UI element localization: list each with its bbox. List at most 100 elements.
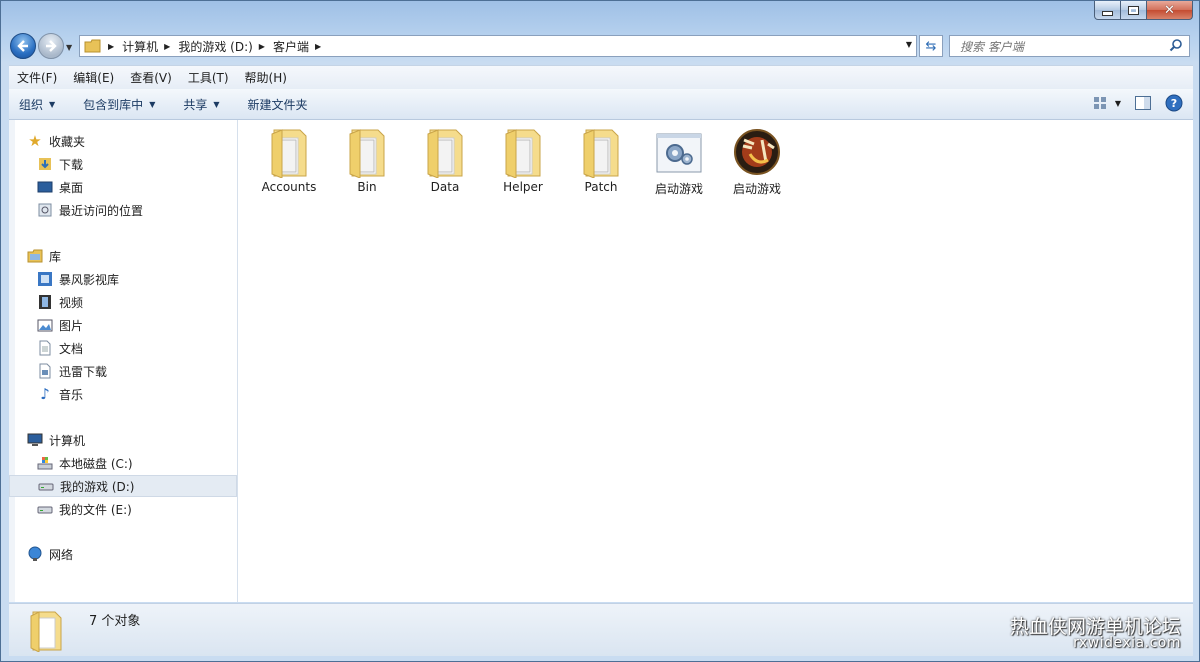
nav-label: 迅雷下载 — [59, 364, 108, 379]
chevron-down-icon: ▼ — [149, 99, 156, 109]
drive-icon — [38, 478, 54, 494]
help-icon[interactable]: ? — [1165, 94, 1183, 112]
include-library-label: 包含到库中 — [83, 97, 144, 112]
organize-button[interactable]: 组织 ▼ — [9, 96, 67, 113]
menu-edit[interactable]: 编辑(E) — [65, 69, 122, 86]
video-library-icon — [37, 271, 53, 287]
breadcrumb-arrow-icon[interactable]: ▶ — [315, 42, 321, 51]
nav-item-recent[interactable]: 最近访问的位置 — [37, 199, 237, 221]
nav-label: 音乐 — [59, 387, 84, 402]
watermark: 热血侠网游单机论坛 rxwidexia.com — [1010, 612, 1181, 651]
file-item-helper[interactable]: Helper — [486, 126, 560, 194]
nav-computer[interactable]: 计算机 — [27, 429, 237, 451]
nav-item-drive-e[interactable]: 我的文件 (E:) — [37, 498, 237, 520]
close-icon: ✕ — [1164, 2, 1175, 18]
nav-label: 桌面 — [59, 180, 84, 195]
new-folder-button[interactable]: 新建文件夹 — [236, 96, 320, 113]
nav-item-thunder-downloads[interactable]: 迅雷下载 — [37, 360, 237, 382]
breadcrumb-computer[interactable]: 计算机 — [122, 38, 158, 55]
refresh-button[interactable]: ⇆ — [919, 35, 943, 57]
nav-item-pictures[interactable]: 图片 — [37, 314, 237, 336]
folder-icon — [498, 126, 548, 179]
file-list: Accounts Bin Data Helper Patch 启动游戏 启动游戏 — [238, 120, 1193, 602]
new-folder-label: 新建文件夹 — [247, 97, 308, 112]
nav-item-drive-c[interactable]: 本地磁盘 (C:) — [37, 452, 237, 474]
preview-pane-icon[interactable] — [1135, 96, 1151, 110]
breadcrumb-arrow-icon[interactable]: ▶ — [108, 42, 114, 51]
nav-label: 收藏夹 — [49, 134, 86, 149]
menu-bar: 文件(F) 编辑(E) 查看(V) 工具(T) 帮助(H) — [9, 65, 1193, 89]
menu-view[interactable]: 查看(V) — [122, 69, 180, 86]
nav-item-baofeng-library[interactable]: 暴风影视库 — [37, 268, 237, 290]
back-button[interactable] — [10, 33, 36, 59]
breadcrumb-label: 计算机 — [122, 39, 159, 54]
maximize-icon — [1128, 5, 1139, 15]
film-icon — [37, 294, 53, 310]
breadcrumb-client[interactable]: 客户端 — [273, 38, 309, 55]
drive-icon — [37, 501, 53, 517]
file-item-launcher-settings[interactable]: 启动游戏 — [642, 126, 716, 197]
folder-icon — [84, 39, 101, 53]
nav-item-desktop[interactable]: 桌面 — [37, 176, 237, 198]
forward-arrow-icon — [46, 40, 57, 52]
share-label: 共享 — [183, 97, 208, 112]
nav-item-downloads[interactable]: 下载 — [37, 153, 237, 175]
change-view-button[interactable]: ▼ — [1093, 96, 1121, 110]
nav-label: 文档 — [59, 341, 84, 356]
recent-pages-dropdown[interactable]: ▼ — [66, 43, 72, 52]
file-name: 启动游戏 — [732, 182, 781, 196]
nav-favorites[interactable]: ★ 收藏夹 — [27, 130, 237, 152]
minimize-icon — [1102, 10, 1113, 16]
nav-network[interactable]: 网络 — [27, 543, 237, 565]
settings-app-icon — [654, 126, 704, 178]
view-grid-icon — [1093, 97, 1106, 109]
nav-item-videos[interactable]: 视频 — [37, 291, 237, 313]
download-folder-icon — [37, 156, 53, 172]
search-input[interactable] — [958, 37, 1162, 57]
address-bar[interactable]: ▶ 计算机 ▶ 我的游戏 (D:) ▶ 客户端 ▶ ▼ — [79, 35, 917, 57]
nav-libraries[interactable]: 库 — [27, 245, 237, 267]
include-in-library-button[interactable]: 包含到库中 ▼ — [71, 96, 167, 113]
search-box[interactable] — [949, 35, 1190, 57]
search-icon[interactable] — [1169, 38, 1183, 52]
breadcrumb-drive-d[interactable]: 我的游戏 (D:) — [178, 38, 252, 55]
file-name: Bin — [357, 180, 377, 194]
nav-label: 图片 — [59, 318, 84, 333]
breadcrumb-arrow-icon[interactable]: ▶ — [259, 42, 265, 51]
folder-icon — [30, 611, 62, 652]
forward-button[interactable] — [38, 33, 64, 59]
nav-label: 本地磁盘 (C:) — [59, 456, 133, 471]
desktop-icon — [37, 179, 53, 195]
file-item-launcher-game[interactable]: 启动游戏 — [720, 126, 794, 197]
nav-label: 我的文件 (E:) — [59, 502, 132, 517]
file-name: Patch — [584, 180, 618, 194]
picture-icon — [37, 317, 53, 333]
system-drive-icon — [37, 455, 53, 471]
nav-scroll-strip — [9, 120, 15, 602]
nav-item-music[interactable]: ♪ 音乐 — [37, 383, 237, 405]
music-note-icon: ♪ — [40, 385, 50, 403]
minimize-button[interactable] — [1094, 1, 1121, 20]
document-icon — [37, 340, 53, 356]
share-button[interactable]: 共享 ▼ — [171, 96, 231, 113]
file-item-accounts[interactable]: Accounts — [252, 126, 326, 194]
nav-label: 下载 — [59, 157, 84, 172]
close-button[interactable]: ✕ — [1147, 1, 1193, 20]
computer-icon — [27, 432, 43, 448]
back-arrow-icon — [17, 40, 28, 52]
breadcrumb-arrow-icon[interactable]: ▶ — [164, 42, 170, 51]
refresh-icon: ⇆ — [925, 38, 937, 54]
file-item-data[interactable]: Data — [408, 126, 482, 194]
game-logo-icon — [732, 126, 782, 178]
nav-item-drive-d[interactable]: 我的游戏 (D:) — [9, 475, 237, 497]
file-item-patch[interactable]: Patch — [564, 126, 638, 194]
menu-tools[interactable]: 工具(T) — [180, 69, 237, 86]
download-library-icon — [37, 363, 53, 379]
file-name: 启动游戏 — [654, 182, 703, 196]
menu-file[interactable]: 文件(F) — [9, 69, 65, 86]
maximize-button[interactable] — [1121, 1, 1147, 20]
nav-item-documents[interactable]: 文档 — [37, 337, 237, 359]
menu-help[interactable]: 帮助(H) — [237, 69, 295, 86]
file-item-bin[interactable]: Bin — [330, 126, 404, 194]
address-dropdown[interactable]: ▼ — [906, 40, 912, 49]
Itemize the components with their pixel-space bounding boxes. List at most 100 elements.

--

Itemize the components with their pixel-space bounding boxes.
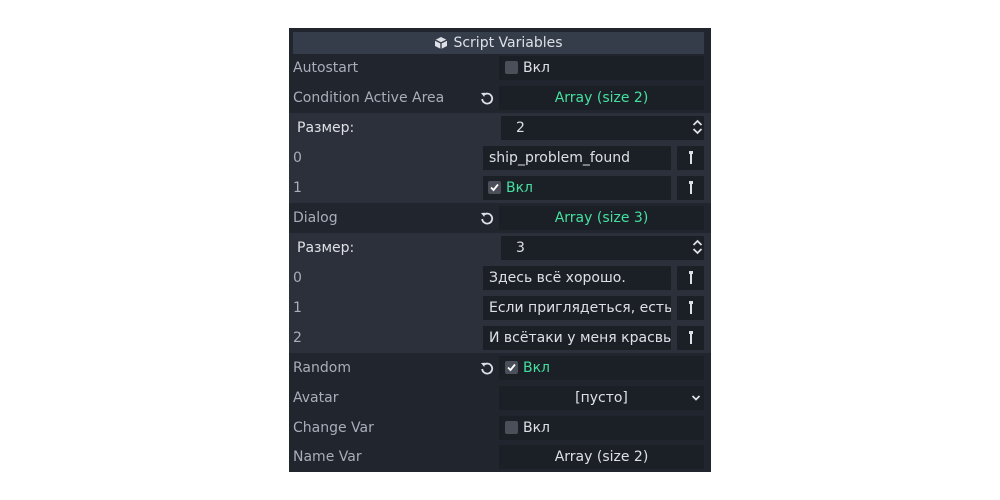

**What to do**:
Put the entries starting with the line that contains "UI element localization: list" and going on through the line that contains "menu-edit[interactable]: 编辑(E) —" into a two-column CSV with the headers instruction and output. Give one row per entry, with each value in a single quoted field, line breaks replaced by spaces, and the pictures left out.

**Result of the exercise**:
instruction,output
"UI element localization: list each with its bbox. List at most 100 elements.","nav-label: 迅雷下载 — [59, 364, 108, 379] chevron-down-icon: ▼ — [149, 99, 156, 109] drive-icon — [38, 478, 54, 494] help-icon[interactable]: ? — [1165, 94, 1183, 112] include-library-label: 包含到库中 — [83, 97, 144, 112] organize-button[interactable]: 组织 ▼ — [9, 96, 67, 113] menu-edit[interactable]: 编辑(E) — [65, 69, 122, 86]"